Begin
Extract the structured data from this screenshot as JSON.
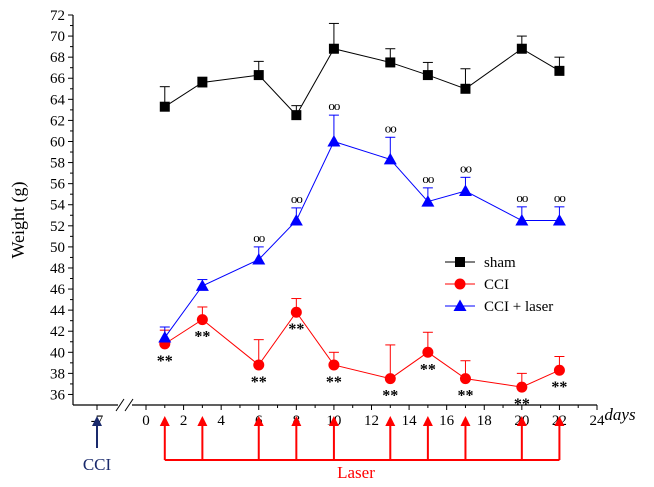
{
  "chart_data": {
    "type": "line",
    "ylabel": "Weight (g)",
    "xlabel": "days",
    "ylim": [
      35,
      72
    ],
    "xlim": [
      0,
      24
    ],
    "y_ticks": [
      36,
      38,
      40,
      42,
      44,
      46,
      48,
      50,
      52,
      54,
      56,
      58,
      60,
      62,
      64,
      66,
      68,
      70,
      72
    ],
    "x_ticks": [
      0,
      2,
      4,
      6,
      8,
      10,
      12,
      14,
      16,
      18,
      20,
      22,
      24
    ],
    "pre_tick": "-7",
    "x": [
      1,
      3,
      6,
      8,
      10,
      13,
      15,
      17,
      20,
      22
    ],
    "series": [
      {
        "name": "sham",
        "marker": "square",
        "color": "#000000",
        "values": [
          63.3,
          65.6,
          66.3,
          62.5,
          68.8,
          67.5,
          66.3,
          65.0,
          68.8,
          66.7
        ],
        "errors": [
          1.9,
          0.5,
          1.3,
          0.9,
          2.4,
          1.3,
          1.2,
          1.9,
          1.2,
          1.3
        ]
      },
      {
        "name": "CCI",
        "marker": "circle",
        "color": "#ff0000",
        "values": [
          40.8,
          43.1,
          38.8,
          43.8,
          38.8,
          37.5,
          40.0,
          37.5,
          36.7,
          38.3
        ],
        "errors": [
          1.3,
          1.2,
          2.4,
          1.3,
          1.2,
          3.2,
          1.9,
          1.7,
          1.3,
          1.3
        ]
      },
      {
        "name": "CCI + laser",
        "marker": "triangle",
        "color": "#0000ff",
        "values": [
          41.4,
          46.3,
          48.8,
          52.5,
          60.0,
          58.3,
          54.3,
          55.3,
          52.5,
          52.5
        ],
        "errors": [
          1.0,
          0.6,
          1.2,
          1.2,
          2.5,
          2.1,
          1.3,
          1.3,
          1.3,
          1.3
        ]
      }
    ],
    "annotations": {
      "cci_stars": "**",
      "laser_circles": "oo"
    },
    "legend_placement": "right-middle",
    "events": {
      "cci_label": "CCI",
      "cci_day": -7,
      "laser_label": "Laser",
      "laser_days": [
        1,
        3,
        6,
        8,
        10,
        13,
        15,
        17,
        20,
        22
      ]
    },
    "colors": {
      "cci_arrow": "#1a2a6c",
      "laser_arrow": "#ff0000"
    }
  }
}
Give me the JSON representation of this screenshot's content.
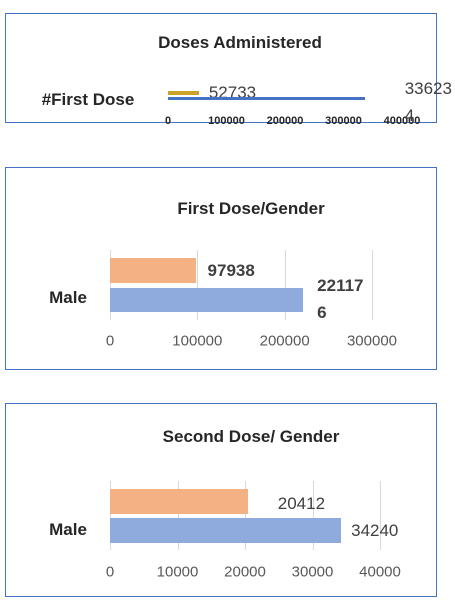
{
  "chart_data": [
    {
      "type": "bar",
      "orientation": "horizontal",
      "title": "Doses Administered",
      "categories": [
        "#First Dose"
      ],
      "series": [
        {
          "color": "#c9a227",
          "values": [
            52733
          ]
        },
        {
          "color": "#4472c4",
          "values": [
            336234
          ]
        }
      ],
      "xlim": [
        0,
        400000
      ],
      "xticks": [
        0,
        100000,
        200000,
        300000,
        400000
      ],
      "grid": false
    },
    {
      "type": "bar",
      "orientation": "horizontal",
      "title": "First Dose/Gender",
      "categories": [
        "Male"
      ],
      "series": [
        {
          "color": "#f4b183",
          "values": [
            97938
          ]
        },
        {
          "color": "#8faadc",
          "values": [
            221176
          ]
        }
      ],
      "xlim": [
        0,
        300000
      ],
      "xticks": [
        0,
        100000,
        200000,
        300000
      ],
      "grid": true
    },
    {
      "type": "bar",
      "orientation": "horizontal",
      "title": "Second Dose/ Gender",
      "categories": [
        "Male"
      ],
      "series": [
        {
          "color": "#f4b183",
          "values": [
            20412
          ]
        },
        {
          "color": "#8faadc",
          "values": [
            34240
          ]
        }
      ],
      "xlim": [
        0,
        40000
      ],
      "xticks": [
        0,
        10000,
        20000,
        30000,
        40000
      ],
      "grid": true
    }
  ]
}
End
Each entry shown above must be quoted exactly, with its pictures left out.

* [ANSWER FOR THE TASK]
Extract the structured data from this screenshot as JSON.
{
  "chart_data": {
    "type": "line",
    "ylabel": "Weight (g)",
    "xlabel": "days",
    "ylim": [
      35,
      72
    ],
    "xlim": [
      0,
      24
    ],
    "y_ticks": [
      36,
      38,
      40,
      42,
      44,
      46,
      48,
      50,
      52,
      54,
      56,
      58,
      60,
      62,
      64,
      66,
      68,
      70,
      72
    ],
    "x_ticks": [
      0,
      2,
      4,
      6,
      8,
      10,
      12,
      14,
      16,
      18,
      20,
      22,
      24
    ],
    "pre_tick": "-7",
    "x": [
      1,
      3,
      6,
      8,
      10,
      13,
      15,
      17,
      20,
      22
    ],
    "series": [
      {
        "name": "sham",
        "marker": "square",
        "color": "#000000",
        "values": [
          63.3,
          65.6,
          66.3,
          62.5,
          68.8,
          67.5,
          66.3,
          65.0,
          68.8,
          66.7
        ],
        "errors": [
          1.9,
          0.5,
          1.3,
          0.9,
          2.4,
          1.3,
          1.2,
          1.9,
          1.2,
          1.3
        ]
      },
      {
        "name": "CCI",
        "marker": "circle",
        "color": "#ff0000",
        "values": [
          40.8,
          43.1,
          38.8,
          43.8,
          38.8,
          37.5,
          40.0,
          37.5,
          36.7,
          38.3
        ],
        "errors": [
          1.3,
          1.2,
          2.4,
          1.3,
          1.2,
          3.2,
          1.9,
          1.7,
          1.3,
          1.3
        ]
      },
      {
        "name": "CCI + laser",
        "marker": "triangle",
        "color": "#0000ff",
        "values": [
          41.4,
          46.3,
          48.8,
          52.5,
          60.0,
          58.3,
          54.3,
          55.3,
          52.5,
          52.5
        ],
        "errors": [
          1.0,
          0.6,
          1.2,
          1.2,
          2.5,
          2.1,
          1.3,
          1.3,
          1.3,
          1.3
        ]
      }
    ],
    "annotations": {
      "cci_stars": "**",
      "laser_circles": "oo"
    },
    "legend_placement": "right-middle",
    "events": {
      "cci_label": "CCI",
      "cci_day": -7,
      "laser_label": "Laser",
      "laser_days": [
        1,
        3,
        6,
        8,
        10,
        13,
        15,
        17,
        20,
        22
      ]
    },
    "colors": {
      "cci_arrow": "#1a2a6c",
      "laser_arrow": "#ff0000"
    }
  }
}
Give me the JSON representation of this screenshot's content.
{
  "chart_data": [
    {
      "type": "bar",
      "orientation": "horizontal",
      "title": "Doses Administered",
      "categories": [
        "#First Dose"
      ],
      "series": [
        {
          "color": "#c9a227",
          "values": [
            52733
          ]
        },
        {
          "color": "#4472c4",
          "values": [
            336234
          ]
        }
      ],
      "xlim": [
        0,
        400000
      ],
      "xticks": [
        0,
        100000,
        200000,
        300000,
        400000
      ],
      "grid": false
    },
    {
      "type": "bar",
      "orientation": "horizontal",
      "title": "First Dose/Gender",
      "categories": [
        "Male"
      ],
      "series": [
        {
          "color": "#f4b183",
          "values": [
            97938
          ]
        },
        {
          "color": "#8faadc",
          "values": [
            221176
          ]
        }
      ],
      "xlim": [
        0,
        300000
      ],
      "xticks": [
        0,
        100000,
        200000,
        300000
      ],
      "grid": true
    },
    {
      "type": "bar",
      "orientation": "horizontal",
      "title": "Second Dose/ Gender",
      "categories": [
        "Male"
      ],
      "series": [
        {
          "color": "#f4b183",
          "values": [
            20412
          ]
        },
        {
          "color": "#8faadc",
          "values": [
            34240
          ]
        }
      ],
      "xlim": [
        0,
        40000
      ],
      "xticks": [
        0,
        10000,
        20000,
        30000,
        40000
      ],
      "grid": true
    }
  ]
}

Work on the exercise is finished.